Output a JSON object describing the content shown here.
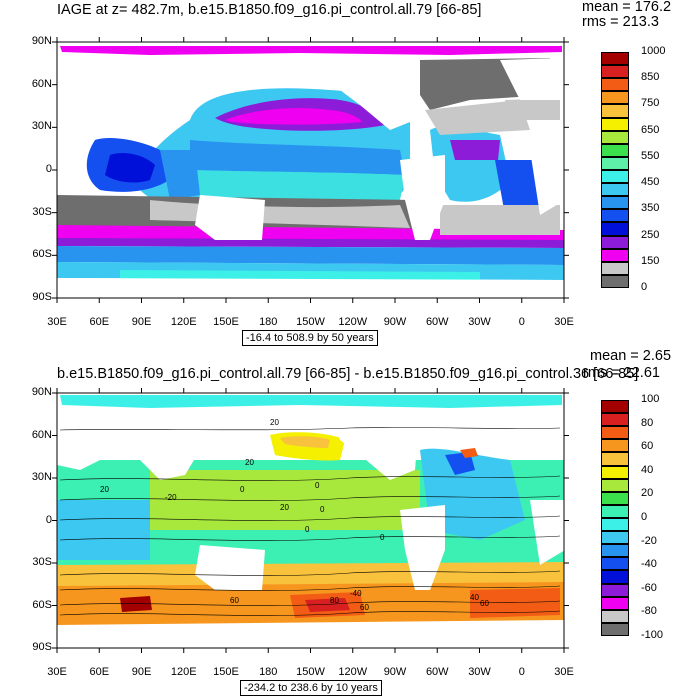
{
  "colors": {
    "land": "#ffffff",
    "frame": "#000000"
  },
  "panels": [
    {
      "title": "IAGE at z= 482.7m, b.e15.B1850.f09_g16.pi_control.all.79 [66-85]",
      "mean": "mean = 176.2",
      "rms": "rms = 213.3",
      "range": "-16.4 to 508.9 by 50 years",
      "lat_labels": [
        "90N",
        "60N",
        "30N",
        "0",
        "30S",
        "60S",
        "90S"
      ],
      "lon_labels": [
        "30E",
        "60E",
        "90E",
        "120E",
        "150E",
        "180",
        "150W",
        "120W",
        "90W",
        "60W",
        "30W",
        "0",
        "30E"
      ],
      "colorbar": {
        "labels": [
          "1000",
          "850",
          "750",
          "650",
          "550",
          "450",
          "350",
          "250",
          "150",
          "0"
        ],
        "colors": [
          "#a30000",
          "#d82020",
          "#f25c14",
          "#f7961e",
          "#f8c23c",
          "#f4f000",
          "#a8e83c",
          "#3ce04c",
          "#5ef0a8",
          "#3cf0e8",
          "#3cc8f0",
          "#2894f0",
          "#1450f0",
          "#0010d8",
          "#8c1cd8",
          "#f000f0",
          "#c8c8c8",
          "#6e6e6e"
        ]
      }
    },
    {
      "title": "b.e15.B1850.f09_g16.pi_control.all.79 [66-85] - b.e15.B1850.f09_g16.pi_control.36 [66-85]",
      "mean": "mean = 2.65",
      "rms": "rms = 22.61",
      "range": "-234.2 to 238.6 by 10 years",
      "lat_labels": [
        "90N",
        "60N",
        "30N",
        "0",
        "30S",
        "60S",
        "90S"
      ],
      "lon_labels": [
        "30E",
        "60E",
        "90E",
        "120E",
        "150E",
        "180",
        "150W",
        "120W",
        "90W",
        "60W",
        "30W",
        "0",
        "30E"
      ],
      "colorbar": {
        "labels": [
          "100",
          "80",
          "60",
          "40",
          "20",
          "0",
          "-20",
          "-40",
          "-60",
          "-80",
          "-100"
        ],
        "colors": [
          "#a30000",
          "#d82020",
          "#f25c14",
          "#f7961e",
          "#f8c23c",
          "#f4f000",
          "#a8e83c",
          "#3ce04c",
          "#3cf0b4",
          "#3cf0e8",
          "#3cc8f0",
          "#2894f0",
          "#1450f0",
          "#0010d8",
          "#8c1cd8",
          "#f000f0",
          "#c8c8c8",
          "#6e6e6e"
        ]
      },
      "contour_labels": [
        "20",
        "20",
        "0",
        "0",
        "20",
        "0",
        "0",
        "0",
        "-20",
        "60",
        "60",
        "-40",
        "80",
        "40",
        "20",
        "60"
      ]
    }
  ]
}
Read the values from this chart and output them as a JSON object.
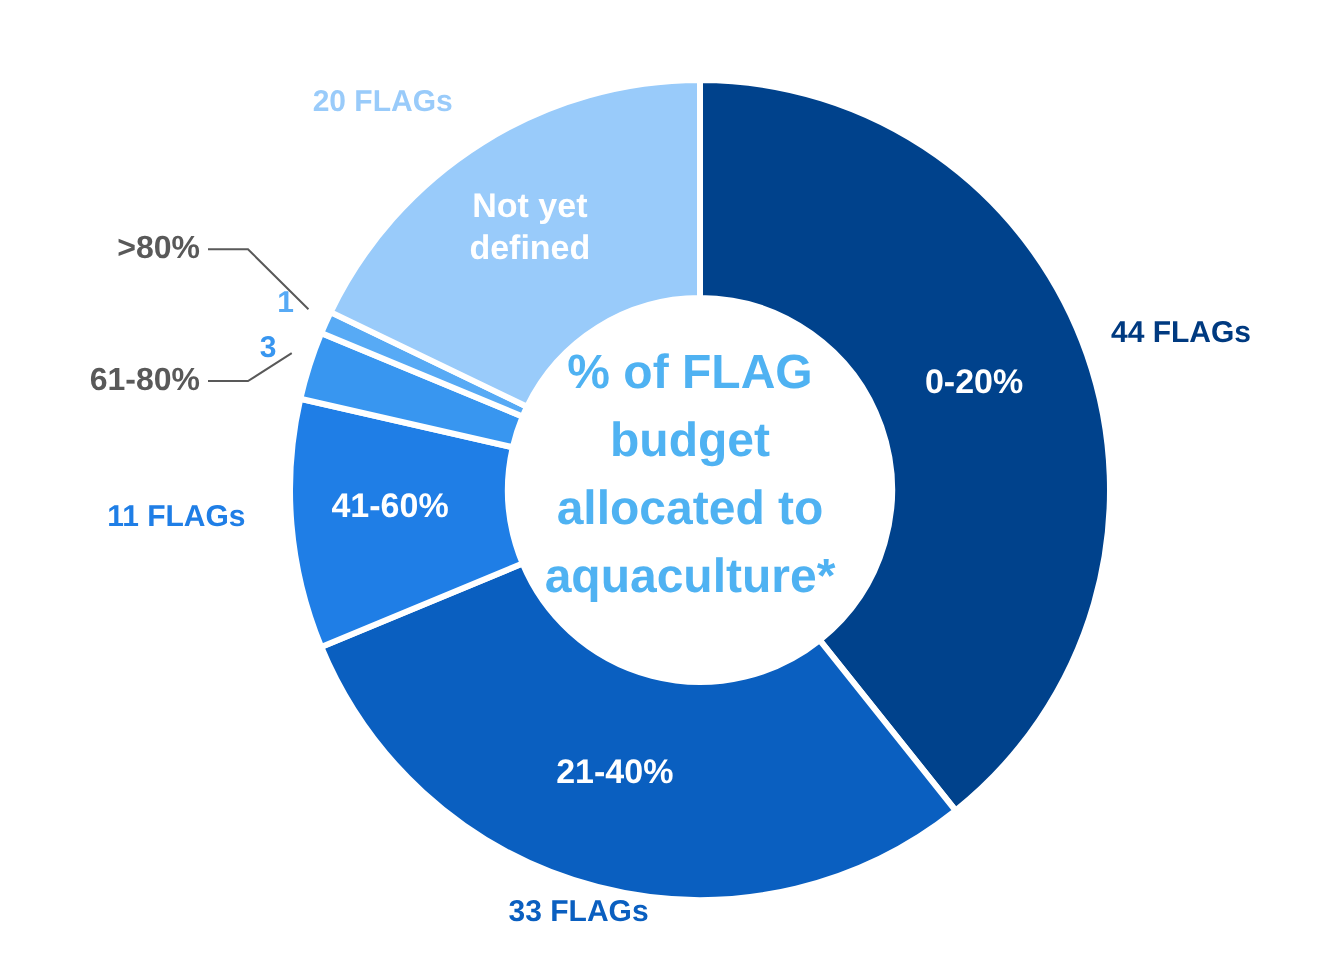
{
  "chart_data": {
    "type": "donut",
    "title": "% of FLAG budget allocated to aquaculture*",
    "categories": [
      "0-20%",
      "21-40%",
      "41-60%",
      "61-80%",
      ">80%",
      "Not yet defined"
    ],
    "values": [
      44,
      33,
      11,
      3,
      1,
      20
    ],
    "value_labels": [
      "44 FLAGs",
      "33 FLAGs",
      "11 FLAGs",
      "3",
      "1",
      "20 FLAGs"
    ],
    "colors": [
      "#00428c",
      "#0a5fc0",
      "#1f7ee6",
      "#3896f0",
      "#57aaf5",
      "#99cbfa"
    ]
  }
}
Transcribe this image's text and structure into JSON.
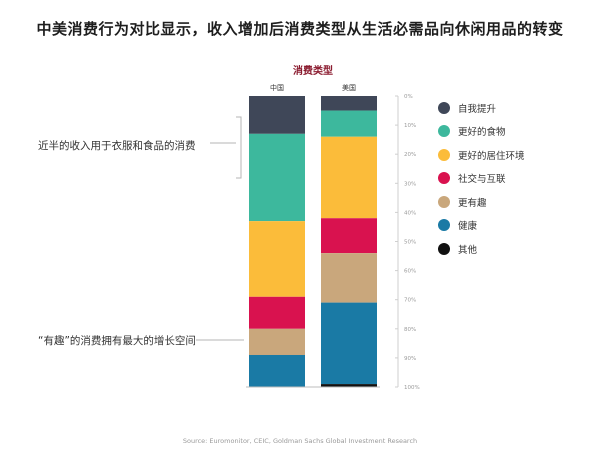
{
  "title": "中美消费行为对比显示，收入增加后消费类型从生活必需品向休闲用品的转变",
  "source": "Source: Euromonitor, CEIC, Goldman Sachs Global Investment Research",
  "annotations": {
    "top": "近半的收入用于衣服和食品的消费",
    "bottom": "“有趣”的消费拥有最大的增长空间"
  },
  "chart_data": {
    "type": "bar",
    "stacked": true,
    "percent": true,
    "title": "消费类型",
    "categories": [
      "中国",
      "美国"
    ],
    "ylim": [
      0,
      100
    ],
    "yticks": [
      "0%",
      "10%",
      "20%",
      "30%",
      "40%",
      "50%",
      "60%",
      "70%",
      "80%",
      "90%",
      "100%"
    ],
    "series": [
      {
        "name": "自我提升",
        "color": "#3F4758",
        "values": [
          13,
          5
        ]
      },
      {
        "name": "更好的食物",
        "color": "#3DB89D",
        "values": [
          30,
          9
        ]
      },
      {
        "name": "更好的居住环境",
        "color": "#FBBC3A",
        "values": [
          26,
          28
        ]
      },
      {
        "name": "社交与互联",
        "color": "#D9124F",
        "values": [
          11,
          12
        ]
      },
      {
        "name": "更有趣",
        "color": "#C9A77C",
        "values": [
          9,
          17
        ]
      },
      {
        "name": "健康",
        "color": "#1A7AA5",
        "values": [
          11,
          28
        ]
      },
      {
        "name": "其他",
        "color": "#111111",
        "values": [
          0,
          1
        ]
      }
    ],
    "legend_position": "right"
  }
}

:::

[What the task asks]: Show every line from the listing above in which the string "JSON" appears.

[The answer]:
Output a JSON object describing the content shown here.
Read the values from this chart and output them as a JSON object.
Transcribe this image's text and structure into JSON.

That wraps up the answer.